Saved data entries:
###
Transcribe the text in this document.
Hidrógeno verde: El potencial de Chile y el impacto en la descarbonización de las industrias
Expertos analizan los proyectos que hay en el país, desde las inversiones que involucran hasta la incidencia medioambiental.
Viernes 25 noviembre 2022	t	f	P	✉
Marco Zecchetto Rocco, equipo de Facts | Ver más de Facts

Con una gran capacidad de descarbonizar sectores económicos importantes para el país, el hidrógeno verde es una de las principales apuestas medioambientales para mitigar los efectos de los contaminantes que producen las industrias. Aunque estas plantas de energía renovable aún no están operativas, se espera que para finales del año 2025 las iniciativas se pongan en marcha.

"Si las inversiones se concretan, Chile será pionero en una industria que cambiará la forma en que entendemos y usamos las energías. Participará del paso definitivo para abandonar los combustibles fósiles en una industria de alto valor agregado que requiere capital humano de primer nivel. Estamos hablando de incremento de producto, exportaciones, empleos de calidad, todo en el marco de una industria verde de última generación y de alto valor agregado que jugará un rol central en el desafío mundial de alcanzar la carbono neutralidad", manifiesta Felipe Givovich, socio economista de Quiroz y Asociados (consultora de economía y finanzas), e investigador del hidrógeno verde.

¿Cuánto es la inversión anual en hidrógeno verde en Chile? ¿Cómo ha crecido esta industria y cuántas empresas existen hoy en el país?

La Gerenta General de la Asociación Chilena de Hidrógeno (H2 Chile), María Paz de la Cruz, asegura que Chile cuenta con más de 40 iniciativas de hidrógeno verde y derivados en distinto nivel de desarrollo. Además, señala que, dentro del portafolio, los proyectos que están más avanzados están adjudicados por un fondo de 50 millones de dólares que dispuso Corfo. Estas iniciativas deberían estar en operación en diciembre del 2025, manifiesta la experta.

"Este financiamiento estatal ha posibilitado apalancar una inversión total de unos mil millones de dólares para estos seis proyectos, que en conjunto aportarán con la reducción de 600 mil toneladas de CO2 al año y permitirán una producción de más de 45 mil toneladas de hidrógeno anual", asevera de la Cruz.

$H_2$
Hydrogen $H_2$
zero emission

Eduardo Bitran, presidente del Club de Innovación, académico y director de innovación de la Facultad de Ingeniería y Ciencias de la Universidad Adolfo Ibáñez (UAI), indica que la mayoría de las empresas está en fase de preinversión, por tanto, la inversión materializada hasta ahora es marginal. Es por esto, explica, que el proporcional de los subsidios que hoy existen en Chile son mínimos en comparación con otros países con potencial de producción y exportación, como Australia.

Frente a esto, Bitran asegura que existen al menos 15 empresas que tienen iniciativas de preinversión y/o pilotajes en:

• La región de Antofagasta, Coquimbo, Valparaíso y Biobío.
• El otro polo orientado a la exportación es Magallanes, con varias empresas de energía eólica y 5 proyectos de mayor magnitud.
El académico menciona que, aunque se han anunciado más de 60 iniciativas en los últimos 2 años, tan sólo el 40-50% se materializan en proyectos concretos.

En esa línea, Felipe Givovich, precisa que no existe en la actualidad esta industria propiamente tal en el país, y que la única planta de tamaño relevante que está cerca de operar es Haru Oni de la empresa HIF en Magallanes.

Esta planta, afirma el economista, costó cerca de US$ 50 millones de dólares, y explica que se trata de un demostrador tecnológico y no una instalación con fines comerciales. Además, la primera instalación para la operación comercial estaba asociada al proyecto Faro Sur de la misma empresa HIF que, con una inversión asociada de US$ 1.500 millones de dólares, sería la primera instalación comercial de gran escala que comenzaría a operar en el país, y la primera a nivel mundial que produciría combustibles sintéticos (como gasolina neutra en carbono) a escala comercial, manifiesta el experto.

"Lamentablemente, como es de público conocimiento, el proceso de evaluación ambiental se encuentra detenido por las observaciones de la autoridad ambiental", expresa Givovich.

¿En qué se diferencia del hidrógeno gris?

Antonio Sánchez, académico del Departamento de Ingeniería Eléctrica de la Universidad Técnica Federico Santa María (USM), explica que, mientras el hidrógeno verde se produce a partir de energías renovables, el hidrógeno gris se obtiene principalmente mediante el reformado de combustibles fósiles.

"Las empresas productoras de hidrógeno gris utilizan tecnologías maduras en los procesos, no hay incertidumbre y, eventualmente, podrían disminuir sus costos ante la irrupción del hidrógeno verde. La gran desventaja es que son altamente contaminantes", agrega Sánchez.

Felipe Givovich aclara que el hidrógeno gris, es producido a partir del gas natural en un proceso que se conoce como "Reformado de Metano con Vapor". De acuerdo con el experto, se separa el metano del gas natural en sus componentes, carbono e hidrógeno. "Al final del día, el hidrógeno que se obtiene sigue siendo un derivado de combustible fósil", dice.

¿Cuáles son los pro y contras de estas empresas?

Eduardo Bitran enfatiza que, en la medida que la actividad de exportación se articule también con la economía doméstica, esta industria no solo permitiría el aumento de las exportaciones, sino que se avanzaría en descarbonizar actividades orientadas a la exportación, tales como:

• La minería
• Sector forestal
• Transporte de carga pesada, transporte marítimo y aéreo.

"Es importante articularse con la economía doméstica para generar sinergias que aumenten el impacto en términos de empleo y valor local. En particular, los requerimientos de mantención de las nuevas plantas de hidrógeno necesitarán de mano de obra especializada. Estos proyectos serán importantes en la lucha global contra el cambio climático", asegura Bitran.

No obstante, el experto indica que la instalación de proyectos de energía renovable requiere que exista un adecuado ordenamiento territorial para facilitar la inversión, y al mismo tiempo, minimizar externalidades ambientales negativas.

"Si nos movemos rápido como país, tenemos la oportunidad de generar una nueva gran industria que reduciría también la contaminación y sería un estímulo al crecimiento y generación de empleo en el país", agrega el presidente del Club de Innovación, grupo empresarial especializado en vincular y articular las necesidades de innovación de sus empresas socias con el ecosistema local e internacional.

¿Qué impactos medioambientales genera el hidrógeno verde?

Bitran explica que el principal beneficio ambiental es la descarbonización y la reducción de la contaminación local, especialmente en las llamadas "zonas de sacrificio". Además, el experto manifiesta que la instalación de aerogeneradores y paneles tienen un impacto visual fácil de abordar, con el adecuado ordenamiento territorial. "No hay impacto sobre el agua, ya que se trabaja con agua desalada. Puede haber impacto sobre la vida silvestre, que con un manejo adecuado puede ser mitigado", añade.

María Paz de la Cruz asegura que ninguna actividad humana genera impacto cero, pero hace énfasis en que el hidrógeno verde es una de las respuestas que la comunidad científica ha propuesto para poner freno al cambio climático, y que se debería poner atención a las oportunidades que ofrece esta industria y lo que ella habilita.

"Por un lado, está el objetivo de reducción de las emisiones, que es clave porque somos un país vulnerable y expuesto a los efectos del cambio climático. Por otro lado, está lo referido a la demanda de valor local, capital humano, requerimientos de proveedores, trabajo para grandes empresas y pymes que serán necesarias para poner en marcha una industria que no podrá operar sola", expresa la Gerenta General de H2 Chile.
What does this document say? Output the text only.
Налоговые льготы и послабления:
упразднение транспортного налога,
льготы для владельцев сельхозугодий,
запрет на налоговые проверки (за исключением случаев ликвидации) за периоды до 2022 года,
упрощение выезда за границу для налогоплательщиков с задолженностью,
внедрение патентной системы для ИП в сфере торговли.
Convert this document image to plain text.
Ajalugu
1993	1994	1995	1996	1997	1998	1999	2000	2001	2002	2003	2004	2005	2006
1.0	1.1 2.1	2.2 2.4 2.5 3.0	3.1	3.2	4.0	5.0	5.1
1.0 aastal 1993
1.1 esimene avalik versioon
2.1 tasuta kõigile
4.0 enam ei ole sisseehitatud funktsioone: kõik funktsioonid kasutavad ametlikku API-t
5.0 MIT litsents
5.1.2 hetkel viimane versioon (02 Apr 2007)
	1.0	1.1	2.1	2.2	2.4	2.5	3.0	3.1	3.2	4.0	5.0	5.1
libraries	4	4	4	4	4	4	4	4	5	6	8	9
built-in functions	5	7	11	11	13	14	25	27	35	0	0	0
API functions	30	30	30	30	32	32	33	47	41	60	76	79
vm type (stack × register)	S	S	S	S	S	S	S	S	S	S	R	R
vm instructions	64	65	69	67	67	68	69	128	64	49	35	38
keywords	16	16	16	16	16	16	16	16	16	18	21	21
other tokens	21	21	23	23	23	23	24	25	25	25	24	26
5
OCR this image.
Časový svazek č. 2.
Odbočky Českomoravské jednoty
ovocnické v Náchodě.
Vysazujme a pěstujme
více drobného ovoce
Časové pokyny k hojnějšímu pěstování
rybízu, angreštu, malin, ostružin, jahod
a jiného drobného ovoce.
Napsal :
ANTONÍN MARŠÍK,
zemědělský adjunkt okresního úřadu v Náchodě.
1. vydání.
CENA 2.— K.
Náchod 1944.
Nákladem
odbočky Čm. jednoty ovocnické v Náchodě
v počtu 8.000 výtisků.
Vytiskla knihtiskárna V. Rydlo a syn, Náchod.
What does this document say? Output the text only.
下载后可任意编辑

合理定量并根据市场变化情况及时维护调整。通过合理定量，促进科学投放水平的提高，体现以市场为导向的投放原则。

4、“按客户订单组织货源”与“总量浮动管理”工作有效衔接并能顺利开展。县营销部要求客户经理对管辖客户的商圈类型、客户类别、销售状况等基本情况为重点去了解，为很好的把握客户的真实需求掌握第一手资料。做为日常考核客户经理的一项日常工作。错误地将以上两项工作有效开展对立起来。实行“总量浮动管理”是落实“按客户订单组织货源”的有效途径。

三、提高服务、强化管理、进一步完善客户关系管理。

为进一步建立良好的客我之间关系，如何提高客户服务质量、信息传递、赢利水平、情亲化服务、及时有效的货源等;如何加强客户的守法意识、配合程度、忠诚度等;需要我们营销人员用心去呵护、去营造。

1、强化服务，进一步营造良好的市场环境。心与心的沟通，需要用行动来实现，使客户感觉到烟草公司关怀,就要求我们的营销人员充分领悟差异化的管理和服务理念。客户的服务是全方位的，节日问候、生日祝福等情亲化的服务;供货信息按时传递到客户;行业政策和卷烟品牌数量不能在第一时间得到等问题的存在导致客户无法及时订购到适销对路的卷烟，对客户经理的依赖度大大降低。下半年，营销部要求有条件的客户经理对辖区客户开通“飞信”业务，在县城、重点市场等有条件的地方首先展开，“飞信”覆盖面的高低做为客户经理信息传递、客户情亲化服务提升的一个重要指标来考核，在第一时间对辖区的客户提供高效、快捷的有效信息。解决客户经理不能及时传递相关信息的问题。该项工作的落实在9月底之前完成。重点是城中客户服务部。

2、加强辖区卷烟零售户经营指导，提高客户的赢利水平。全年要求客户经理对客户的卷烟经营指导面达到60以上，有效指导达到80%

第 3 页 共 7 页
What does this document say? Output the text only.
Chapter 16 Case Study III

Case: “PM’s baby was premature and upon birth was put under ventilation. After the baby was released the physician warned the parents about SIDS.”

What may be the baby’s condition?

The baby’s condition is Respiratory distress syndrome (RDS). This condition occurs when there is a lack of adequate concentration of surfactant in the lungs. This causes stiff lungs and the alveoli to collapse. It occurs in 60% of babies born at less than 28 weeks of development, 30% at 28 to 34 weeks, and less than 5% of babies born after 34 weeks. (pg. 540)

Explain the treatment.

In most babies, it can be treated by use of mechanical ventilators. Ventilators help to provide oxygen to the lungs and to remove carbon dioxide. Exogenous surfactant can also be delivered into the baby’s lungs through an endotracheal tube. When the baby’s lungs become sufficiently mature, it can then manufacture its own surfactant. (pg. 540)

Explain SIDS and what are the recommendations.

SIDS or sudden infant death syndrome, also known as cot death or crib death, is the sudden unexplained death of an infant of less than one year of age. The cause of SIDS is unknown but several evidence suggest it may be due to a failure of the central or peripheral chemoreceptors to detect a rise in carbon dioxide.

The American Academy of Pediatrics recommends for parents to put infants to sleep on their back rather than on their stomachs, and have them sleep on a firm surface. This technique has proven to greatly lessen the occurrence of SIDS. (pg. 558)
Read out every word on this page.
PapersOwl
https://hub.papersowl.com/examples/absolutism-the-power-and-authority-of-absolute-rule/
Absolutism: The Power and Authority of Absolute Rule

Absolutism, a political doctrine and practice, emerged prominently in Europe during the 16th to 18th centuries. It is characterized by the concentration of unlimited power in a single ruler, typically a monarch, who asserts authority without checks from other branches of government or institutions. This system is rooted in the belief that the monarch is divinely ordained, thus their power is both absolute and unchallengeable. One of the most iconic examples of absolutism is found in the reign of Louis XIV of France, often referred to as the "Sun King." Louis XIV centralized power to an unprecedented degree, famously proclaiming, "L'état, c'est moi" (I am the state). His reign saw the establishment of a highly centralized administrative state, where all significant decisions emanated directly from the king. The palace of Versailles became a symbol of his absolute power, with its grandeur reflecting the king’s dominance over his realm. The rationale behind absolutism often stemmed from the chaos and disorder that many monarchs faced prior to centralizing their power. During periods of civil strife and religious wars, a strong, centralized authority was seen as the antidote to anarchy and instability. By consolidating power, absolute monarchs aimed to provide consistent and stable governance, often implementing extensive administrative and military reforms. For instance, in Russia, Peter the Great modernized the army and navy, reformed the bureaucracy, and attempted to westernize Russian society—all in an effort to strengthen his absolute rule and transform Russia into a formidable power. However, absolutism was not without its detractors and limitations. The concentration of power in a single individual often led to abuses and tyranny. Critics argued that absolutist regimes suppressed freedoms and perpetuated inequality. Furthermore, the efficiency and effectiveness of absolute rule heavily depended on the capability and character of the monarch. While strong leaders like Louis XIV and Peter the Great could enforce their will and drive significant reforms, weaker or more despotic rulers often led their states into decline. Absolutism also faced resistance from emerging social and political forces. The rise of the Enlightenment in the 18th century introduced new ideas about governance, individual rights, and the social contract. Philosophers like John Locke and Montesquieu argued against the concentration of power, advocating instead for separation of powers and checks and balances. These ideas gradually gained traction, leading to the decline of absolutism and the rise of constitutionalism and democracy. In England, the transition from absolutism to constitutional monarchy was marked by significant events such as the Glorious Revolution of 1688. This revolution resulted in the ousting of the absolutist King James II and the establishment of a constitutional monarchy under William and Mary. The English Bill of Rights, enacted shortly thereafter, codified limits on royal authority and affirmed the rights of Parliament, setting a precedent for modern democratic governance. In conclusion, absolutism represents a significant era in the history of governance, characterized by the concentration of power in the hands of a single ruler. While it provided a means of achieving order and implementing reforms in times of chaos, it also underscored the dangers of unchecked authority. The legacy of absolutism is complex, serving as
###
Using the material above, report each line where "condition" occurs.

[Completed exercise]:
What may be the baby’s condition?
The baby’s condition is Respiratory distress syndrome (RDS). This condition occurs when there is a lack of adequate concentration of surfactant in the lungs. This causes stiff lungs and the alveoli to collapse. It occurs in 60% of babies born at less than 28 weeks of development, 30% at 28 to 34 weeks, and less than 5% of babies born after 34 weeks. (pg. 540)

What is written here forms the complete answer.